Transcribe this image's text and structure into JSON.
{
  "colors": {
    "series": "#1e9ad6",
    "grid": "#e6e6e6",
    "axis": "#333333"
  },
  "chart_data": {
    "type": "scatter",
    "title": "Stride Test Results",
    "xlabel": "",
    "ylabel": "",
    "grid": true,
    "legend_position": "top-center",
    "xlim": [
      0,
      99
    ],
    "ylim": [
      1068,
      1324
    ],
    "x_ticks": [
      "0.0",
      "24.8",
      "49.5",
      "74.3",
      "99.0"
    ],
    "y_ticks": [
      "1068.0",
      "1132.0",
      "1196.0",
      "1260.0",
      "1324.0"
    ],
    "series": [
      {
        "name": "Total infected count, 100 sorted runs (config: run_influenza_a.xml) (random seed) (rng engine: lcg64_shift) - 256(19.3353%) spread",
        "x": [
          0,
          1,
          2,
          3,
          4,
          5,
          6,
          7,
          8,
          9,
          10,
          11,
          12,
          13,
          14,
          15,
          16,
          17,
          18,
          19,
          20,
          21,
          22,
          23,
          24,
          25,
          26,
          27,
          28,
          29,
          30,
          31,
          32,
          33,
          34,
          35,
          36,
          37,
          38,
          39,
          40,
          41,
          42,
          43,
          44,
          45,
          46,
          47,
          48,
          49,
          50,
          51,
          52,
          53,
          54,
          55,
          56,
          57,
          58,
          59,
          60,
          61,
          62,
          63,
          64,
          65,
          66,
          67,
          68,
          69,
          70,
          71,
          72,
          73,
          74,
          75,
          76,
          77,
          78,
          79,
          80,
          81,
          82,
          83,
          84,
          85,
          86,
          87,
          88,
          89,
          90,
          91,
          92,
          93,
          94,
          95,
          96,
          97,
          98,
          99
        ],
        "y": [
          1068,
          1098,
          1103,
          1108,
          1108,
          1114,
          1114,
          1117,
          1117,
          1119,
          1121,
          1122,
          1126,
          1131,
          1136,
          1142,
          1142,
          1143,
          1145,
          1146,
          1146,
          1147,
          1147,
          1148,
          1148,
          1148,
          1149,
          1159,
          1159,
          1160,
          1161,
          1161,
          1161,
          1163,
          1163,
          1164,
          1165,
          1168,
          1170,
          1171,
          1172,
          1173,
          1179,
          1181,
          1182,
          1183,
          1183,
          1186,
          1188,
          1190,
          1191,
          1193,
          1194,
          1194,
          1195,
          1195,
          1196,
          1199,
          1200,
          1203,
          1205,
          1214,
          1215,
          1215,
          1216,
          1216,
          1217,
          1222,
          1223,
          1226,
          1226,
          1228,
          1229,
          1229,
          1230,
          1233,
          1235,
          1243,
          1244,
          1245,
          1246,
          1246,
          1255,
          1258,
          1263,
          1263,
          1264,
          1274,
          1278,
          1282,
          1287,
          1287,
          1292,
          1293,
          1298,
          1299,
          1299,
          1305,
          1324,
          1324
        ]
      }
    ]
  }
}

- [GOAL]: Copy out the whole listing exactly.

- [COMPLETE RESPONSE]:
Transcribe this image's text and structure into JSON.
{
  "colors": {
    "series": "#1e9ad6",
    "grid": "#e6e6e6",
    "axis": "#333333"
  },
  "chart_data": {
    "type": "scatter",
    "title": "Stride Test Results",
    "xlabel": "",
    "ylabel": "",
    "grid": true,
    "legend_position": "top-center",
    "xlim": [
      0,
      99
    ],
    "ylim": [
      1068,
      1324
    ],
    "x_ticks": [
      "0.0",
      "24.8",
      "49.5",
      "74.3",
      "99.0"
    ],
    "y_ticks": [
      "1068.0",
      "1132.0",
      "1196.0",
      "1260.0",
      "1324.0"
    ],
    "series": [
      {
        "name": "Total infected count, 100 sorted runs (config: run_influenza_a.xml) (random seed) (rng engine: lcg64_shift) - 256(19.3353%) spread",
        "x": [
          0,
          1,
          2,
          3,
          4,
          5,
          6,
          7,
          8,
          9,
          10,
          11,
          12,
          13,
          14,
          15,
          16,
          17,
          18,
          19,
          20,
          21,
          22,
          23,
          24,
          25,
          26,
          27,
          28,
          29,
          30,
          31,
          32,
          33,
          34,
          35,
          36,
          37,
          38,
          39,
          40,
          41,
          42,
          43,
          44,
          45,
          46,
          47,
          48,
          49,
          50,
          51,
          52,
          53,
          54,
          55,
          56,
          57,
          58,
          59,
          60,
          61,
          62,
          63,
          64,
          65,
          66,
          67,
          68,
          69,
          70,
          71,
          72,
          73,
          74,
          75,
          76,
          77,
          78,
          79,
          80,
          81,
          82,
          83,
          84,
          85,
          86,
          87,
          88,
          89,
          90,
          91,
          92,
          93,
          94,
          95,
          96,
          97,
          98,
          99
        ],
        "y": [
          1068,
          1098,
          1103,
          1108,
          1108,
          1114,
          1114,
          1117,
          1117,
          1119,
          1121,
          1122,
          1126,
          1131,
          1136,
          1142,
          1142,
          1143,
          1145,
          1146,
          1146,
          1147,
          1147,
          1148,
          1148,
          1148,
          1149,
          1159,
          1159,
          1160,
          1161,
          1161,
          1161,
          1163,
          1163,
          1164,
          1165,
          1168,
          1170,
          1171,
          1172,
          1173,
          1179,
          1181,
          1182,
          1183,
          1183,
          1186,
          1188,
          1190,
          1191,
          1193,
          1194,
          1194,
          1195,
          1195,
          1196,
          1199,
          1200,
          1203,
          1205,
          1214,
          1215,
          1215,
          1216,
          1216,
          1217,
          1222,
          1223,
          1226,
          1226,
          1228,
          1229,
          1229,
          1230,
          1233,
          1235,
          1243,
          1244,
          1245,
          1246,
          1246,
          1255,
          1258,
          1263,
          1263,
          1264,
          1274,
          1278,
          1282,
          1287,
          1287,
          1292,
          1293,
          1298,
          1299,
          1299,
          1305,
          1324,
          1324
        ]
      }
    ]
  }
}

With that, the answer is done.